__WORK INSTRUCTIONS__
Check each line of the listing for the word "резервации" and report how many lines contain it, giving nothing but the number.

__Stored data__
────────────────────

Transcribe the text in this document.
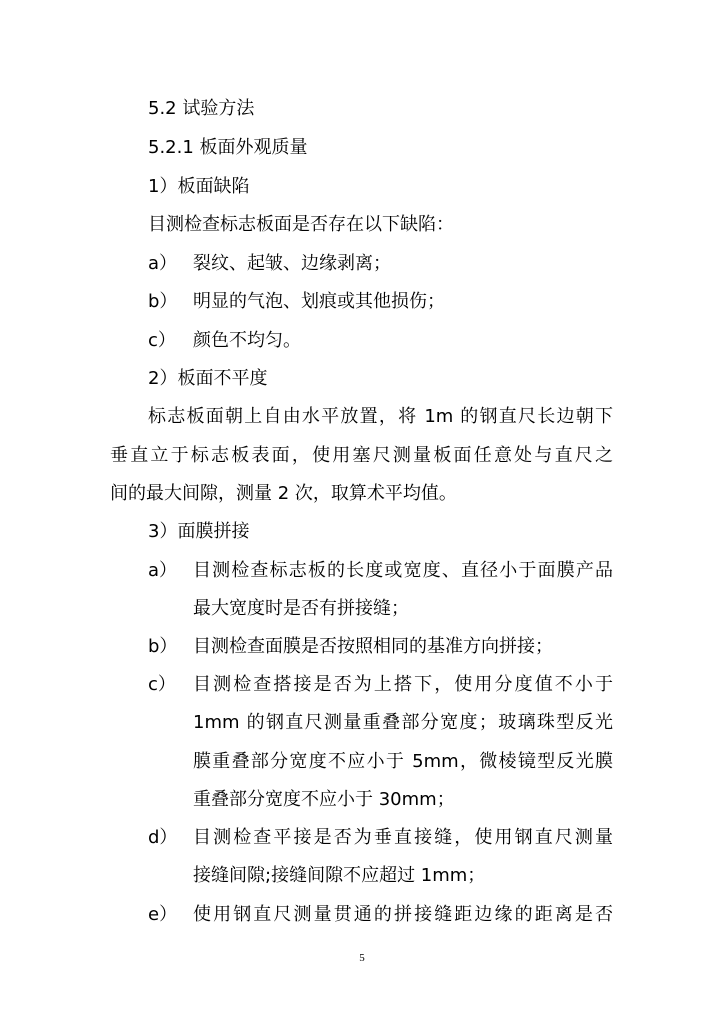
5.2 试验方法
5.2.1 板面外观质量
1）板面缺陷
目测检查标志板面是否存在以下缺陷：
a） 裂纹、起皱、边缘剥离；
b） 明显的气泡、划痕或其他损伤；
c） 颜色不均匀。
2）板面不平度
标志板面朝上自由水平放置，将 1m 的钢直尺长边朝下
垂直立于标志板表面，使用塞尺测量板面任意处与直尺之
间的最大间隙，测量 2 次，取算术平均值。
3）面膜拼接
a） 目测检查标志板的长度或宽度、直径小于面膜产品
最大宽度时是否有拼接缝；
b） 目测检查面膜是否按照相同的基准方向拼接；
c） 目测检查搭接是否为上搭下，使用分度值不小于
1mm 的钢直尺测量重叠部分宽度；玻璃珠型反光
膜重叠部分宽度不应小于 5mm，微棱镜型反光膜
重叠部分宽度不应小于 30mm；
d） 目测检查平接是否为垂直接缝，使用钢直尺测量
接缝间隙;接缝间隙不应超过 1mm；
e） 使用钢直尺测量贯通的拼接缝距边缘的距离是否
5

────────────────────

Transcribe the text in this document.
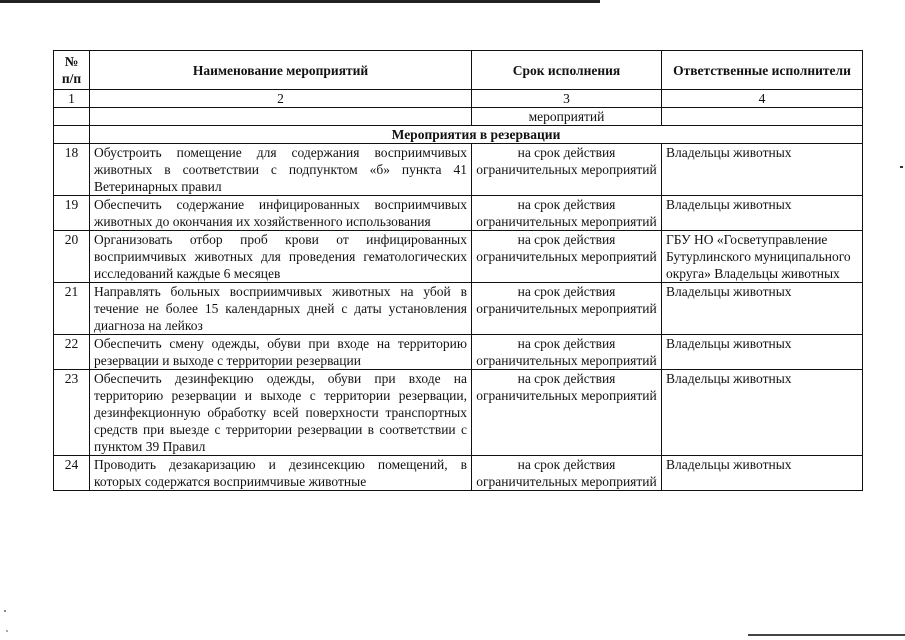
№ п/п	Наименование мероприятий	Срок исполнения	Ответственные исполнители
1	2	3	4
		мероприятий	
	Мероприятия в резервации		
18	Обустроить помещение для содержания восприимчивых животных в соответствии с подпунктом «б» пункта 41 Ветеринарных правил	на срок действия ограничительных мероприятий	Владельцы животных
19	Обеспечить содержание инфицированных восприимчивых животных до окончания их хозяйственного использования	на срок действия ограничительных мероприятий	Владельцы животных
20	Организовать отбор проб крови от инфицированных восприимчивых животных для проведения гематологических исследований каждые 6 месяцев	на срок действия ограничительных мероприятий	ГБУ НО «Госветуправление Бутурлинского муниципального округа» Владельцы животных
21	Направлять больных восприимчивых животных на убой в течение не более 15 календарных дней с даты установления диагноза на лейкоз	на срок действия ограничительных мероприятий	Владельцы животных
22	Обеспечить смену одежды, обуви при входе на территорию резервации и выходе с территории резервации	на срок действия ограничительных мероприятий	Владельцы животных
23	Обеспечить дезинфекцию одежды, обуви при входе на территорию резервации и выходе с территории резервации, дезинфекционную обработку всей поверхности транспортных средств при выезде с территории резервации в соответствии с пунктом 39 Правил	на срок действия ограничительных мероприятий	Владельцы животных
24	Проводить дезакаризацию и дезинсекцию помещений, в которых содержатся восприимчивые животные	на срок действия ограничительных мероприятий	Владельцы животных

────────────────────

__ANSWER IN FULL__
3